— begin Supplied entries —

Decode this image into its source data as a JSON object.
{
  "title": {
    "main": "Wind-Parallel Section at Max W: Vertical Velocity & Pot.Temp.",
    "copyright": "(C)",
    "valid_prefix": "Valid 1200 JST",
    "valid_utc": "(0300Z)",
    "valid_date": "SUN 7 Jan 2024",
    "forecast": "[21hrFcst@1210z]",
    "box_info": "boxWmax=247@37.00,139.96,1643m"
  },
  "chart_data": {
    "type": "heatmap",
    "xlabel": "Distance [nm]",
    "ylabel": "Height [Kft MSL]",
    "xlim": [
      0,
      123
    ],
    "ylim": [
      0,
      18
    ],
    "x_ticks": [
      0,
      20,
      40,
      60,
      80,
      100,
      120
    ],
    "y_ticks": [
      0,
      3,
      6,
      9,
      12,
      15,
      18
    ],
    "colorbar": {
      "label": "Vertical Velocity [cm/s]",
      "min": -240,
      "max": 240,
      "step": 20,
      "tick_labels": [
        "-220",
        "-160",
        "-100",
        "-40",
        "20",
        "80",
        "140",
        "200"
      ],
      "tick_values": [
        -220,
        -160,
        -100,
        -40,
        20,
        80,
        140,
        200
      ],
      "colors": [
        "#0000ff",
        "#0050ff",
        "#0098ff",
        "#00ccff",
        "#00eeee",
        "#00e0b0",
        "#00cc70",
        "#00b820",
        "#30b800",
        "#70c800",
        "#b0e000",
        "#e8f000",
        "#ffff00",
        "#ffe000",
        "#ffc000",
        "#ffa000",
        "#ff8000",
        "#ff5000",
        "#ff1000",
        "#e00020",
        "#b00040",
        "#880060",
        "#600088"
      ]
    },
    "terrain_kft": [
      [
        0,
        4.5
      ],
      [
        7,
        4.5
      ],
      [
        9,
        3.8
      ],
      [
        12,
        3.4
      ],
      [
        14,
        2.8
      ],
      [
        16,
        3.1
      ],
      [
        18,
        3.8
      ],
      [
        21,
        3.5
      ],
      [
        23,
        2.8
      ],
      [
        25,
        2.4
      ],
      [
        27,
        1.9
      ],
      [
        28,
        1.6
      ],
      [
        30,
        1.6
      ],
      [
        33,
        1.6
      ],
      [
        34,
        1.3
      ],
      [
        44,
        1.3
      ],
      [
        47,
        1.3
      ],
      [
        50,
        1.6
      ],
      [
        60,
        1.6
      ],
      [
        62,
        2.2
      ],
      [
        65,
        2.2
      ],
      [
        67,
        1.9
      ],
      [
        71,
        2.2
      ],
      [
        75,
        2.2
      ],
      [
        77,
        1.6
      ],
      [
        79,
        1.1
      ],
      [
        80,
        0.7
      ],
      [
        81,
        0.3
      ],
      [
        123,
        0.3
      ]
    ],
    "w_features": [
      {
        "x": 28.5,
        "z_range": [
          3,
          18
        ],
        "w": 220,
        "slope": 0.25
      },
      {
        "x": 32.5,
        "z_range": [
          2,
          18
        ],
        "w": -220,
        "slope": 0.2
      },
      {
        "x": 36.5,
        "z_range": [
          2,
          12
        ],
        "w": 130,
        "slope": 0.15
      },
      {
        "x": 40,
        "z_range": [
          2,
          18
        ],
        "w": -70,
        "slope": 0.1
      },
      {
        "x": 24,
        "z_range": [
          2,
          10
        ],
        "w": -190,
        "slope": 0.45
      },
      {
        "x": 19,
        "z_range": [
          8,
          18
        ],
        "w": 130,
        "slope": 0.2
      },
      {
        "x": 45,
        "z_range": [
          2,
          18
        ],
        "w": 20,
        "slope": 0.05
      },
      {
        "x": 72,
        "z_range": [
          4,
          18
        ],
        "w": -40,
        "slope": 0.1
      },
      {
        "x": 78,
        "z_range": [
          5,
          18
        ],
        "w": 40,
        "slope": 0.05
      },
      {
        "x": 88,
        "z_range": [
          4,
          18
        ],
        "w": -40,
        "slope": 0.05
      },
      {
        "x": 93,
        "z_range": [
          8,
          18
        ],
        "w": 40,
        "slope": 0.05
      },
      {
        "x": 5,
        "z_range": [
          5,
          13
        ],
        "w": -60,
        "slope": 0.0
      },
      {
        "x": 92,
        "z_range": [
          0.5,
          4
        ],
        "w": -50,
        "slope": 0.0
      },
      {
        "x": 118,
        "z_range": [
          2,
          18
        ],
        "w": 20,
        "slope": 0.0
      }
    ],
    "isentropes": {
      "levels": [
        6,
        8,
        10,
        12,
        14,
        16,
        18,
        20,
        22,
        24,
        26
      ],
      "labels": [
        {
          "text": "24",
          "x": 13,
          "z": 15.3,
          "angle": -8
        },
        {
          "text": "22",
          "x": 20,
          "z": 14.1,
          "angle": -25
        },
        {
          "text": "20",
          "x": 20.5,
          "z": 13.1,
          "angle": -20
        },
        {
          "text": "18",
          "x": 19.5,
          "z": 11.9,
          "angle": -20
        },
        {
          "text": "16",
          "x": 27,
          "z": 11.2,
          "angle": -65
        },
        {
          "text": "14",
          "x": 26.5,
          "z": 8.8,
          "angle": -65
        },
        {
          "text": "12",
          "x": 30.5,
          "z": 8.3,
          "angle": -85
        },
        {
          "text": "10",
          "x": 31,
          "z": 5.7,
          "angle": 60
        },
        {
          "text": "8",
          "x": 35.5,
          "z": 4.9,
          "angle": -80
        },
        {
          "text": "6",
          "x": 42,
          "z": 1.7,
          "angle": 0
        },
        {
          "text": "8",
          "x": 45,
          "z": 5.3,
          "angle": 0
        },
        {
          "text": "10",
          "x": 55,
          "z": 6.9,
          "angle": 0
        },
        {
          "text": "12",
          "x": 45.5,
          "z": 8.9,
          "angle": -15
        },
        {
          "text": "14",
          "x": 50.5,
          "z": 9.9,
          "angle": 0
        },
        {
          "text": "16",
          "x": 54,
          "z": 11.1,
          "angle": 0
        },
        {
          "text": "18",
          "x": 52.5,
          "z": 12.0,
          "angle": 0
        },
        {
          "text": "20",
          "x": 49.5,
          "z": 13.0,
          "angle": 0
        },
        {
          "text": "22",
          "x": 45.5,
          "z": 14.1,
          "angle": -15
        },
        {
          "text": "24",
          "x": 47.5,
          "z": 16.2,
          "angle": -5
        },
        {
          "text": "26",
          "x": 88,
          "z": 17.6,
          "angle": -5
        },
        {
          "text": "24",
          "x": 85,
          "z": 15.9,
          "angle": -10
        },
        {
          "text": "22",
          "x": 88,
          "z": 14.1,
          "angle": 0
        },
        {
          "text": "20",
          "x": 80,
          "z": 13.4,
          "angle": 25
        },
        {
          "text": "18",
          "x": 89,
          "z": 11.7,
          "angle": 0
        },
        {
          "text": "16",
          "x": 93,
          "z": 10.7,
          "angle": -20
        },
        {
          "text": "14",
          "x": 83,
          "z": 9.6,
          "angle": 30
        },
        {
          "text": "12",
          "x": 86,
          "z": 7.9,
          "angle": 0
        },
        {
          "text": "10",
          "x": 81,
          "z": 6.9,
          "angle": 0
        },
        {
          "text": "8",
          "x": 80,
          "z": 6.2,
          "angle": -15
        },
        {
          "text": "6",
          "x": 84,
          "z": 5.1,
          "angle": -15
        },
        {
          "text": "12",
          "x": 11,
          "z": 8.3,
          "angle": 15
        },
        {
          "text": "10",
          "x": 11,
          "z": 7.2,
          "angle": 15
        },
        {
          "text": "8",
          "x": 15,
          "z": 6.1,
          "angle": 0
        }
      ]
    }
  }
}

— end Supplied entries —

Take the listing above and set it down exactly.

Decode this image into its source data as a JSON object.
{
  "title": {
    "main": "Wind-Parallel Section at Max W: Vertical Velocity & Pot.Temp.",
    "copyright": "(C)",
    "valid_prefix": "Valid 1200 JST",
    "valid_utc": "(0300Z)",
    "valid_date": "SUN 7 Jan 2024",
    "forecast": "[21hrFcst@1210z]",
    "box_info": "boxWmax=247@37.00,139.96,1643m"
  },
  "chart_data": {
    "type": "heatmap",
    "xlabel": "Distance [nm]",
    "ylabel": "Height [Kft MSL]",
    "xlim": [
      0,
      123
    ],
    "ylim": [
      0,
      18
    ],
    "x_ticks": [
      0,
      20,
      40,
      60,
      80,
      100,
      120
    ],
    "y_ticks": [
      0,
      3,
      6,
      9,
      12,
      15,
      18
    ],
    "colorbar": {
      "label": "Vertical Velocity [cm/s]",
      "min": -240,
      "max": 240,
      "step": 20,
      "tick_labels": [
        "-220",
        "-160",
        "-100",
        "-40",
        "20",
        "80",
        "140",
        "200"
      ],
      "tick_values": [
        -220,
        -160,
        -100,
        -40,
        20,
        80,
        140,
        200
      ],
      "colors": [
        "#0000ff",
        "#0050ff",
        "#0098ff",
        "#00ccff",
        "#00eeee",
        "#00e0b0",
        "#00cc70",
        "#00b820",
        "#30b800",
        "#70c800",
        "#b0e000",
        "#e8f000",
        "#ffff00",
        "#ffe000",
        "#ffc000",
        "#ffa000",
        "#ff8000",
        "#ff5000",
        "#ff1000",
        "#e00020",
        "#b00040",
        "#880060",
        "#600088"
      ]
    },
    "terrain_kft": [
      [
        0,
        4.5
      ],
      [
        7,
        4.5
      ],
      [
        9,
        3.8
      ],
      [
        12,
        3.4
      ],
      [
        14,
        2.8
      ],
      [
        16,
        3.1
      ],
      [
        18,
        3.8
      ],
      [
        21,
        3.5
      ],
      [
        23,
        2.8
      ],
      [
        25,
        2.4
      ],
      [
        27,
        1.9
      ],
      [
        28,
        1.6
      ],
      [
        30,
        1.6
      ],
      [
        33,
        1.6
      ],
      [
        34,
        1.3
      ],
      [
        44,
        1.3
      ],
      [
        47,
        1.3
      ],
      [
        50,
        1.6
      ],
      [
        60,
        1.6
      ],
      [
        62,
        2.2
      ],
      [
        65,
        2.2
      ],
      [
        67,
        1.9
      ],
      [
        71,
        2.2
      ],
      [
        75,
        2.2
      ],
      [
        77,
        1.6
      ],
      [
        79,
        1.1
      ],
      [
        80,
        0.7
      ],
      [
        81,
        0.3
      ],
      [
        123,
        0.3
      ]
    ],
    "w_features": [
      {
        "x": 28.5,
        "z_range": [
          3,
          18
        ],
        "w": 220,
        "slope": 0.25
      },
      {
        "x": 32.5,
        "z_range": [
          2,
          18
        ],
        "w": -220,
        "slope": 0.2
      },
      {
        "x": 36.5,
        "z_range": [
          2,
          12
        ],
        "w": 130,
        "slope": 0.15
      },
      {
        "x": 40,
        "z_range": [
          2,
          18
        ],
        "w": -70,
        "slope": 0.1
      },
      {
        "x": 24,
        "z_range": [
          2,
          10
        ],
        "w": -190,
        "slope": 0.45
      },
      {
        "x": 19,
        "z_range": [
          8,
          18
        ],
        "w": 130,
        "slope": 0.2
      },
      {
        "x": 45,
        "z_range": [
          2,
          18
        ],
        "w": 20,
        "slope": 0.05
      },
      {
        "x": 72,
        "z_range": [
          4,
          18
        ],
        "w": -40,
        "slope": 0.1
      },
      {
        "x": 78,
        "z_range": [
          5,
          18
        ],
        "w": 40,
        "slope": 0.05
      },
      {
        "x": 88,
        "z_range": [
          4,
          18
        ],
        "w": -40,
        "slope": 0.05
      },
      {
        "x": 93,
        "z_range": [
          8,
          18
        ],
        "w": 40,
        "slope": 0.05
      },
      {
        "x": 5,
        "z_range": [
          5,
          13
        ],
        "w": -60,
        "slope": 0.0
      },
      {
        "x": 92,
        "z_range": [
          0.5,
          4
        ],
        "w": -50,
        "slope": 0.0
      },
      {
        "x": 118,
        "z_range": [
          2,
          18
        ],
        "w": 20,
        "slope": 0.0
      }
    ],
    "isentropes": {
      "levels": [
        6,
        8,
        10,
        12,
        14,
        16,
        18,
        20,
        22,
        24,
        26
      ],
      "labels": [
        {
          "text": "24",
          "x": 13,
          "z": 15.3,
          "angle": -8
        },
        {
          "text": "22",
          "x": 20,
          "z": 14.1,
          "angle": -25
        },
        {
          "text": "20",
          "x": 20.5,
          "z": 13.1,
          "angle": -20
        },
        {
          "text": "18",
          "x": 19.5,
          "z": 11.9,
          "angle": -20
        },
        {
          "text": "16",
          "x": 27,
          "z": 11.2,
          "angle": -65
        },
        {
          "text": "14",
          "x": 26.5,
          "z": 8.8,
          "angle": -65
        },
        {
          "text": "12",
          "x": 30.5,
          "z": 8.3,
          "angle": -85
        },
        {
          "text": "10",
          "x": 31,
          "z": 5.7,
          "angle": 60
        },
        {
          "text": "8",
          "x": 35.5,
          "z": 4.9,
          "angle": -80
        },
        {
          "text": "6",
          "x": 42,
          "z": 1.7,
          "angle": 0
        },
        {
          "text": "8",
          "x": 45,
          "z": 5.3,
          "angle": 0
        },
        {
          "text": "10",
          "x": 55,
          "z": 6.9,
          "angle": 0
        },
        {
          "text": "12",
          "x": 45.5,
          "z": 8.9,
          "angle": -15
        },
        {
          "text": "14",
          "x": 50.5,
          "z": 9.9,
          "angle": 0
        },
        {
          "text": "16",
          "x": 54,
          "z": 11.1,
          "angle": 0
        },
        {
          "text": "18",
          "x": 52.5,
          "z": 12.0,
          "angle": 0
        },
        {
          "text": "20",
          "x": 49.5,
          "z": 13.0,
          "angle": 0
        },
        {
          "text": "22",
          "x": 45.5,
          "z": 14.1,
          "angle": -15
        },
        {
          "text": "24",
          "x": 47.5,
          "z": 16.2,
          "angle": -5
        },
        {
          "text": "26",
          "x": 88,
          "z": 17.6,
          "angle": -5
        },
        {
          "text": "24",
          "x": 85,
          "z": 15.9,
          "angle": -10
        },
        {
          "text": "22",
          "x": 88,
          "z": 14.1,
          "angle": 0
        },
        {
          "text": "20",
          "x": 80,
          "z": 13.4,
          "angle": 25
        },
        {
          "text": "18",
          "x": 89,
          "z": 11.7,
          "angle": 0
        },
        {
          "text": "16",
          "x": 93,
          "z": 10.7,
          "angle": -20
        },
        {
          "text": "14",
          "x": 83,
          "z": 9.6,
          "angle": 30
        },
        {
          "text": "12",
          "x": 86,
          "z": 7.9,
          "angle": 0
        },
        {
          "text": "10",
          "x": 81,
          "z": 6.9,
          "angle": 0
        },
        {
          "text": "8",
          "x": 80,
          "z": 6.2,
          "angle": -15
        },
        {
          "text": "6",
          "x": 84,
          "z": 5.1,
          "angle": -15
        },
        {
          "text": "12",
          "x": 11,
          "z": 8.3,
          "angle": 15
        },
        {
          "text": "10",
          "x": 11,
          "z": 7.2,
          "angle": 15
        },
        {
          "text": "8",
          "x": 15,
          "z": 6.1,
          "angle": 0
        }
      ]
    }
  }
}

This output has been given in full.